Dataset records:
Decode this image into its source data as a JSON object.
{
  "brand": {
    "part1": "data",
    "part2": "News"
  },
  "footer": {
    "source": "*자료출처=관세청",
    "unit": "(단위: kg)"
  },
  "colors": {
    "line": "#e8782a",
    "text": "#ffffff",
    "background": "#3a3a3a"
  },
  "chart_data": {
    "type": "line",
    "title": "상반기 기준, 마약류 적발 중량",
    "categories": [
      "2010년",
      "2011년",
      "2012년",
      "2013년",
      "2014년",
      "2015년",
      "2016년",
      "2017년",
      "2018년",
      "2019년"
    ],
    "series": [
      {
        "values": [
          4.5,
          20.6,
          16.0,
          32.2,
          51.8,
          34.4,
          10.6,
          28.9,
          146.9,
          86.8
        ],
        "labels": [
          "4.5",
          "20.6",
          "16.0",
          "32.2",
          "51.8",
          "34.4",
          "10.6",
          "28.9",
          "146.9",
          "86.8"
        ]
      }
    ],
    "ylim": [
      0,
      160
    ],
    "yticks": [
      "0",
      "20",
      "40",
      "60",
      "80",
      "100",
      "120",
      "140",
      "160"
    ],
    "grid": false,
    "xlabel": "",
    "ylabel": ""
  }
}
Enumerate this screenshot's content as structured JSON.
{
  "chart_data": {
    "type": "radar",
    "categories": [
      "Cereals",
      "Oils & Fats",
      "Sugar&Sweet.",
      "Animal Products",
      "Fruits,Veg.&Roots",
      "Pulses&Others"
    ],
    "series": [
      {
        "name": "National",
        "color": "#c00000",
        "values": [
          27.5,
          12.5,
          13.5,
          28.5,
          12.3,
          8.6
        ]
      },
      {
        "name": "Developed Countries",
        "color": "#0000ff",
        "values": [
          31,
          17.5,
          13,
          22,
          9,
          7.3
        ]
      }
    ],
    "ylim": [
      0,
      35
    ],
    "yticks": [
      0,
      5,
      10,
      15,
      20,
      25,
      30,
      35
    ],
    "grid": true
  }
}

* _TASK DESCRIPTION_:
Your task is to write out the lines from the one with "Enumerate this screenshot's" through the end of the records, exactly and with nothing added.

* _THE REPLY_:
Enumerate this screenshot's content as structured JSON.
{
  "chart_data": {
    "type": "radar",
    "categories": [
      "Cereals",
      "Oils & Fats",
      "Sugar&Sweet.",
      "Animal Products",
      "Fruits,Veg.&Roots",
      "Pulses&Others"
    ],
    "series": [
      {
        "name": "National",
        "color": "#c00000",
        "values": [
          27.5,
          12.5,
          13.5,
          28.5,
          12.3,
          8.6
        ]
      },
      {
        "name": "Developed Countries",
        "color": "#0000ff",
        "values": [
          31,
          17.5,
          13,
          22,
          9,
          7.3
        ]
      }
    ],
    "ylim": [
      0,
      35
    ],
    "yticks": [
      0,
      5,
      10,
      15,
      20,
      25,
      30,
      35
    ],
    "grid": true
  }
}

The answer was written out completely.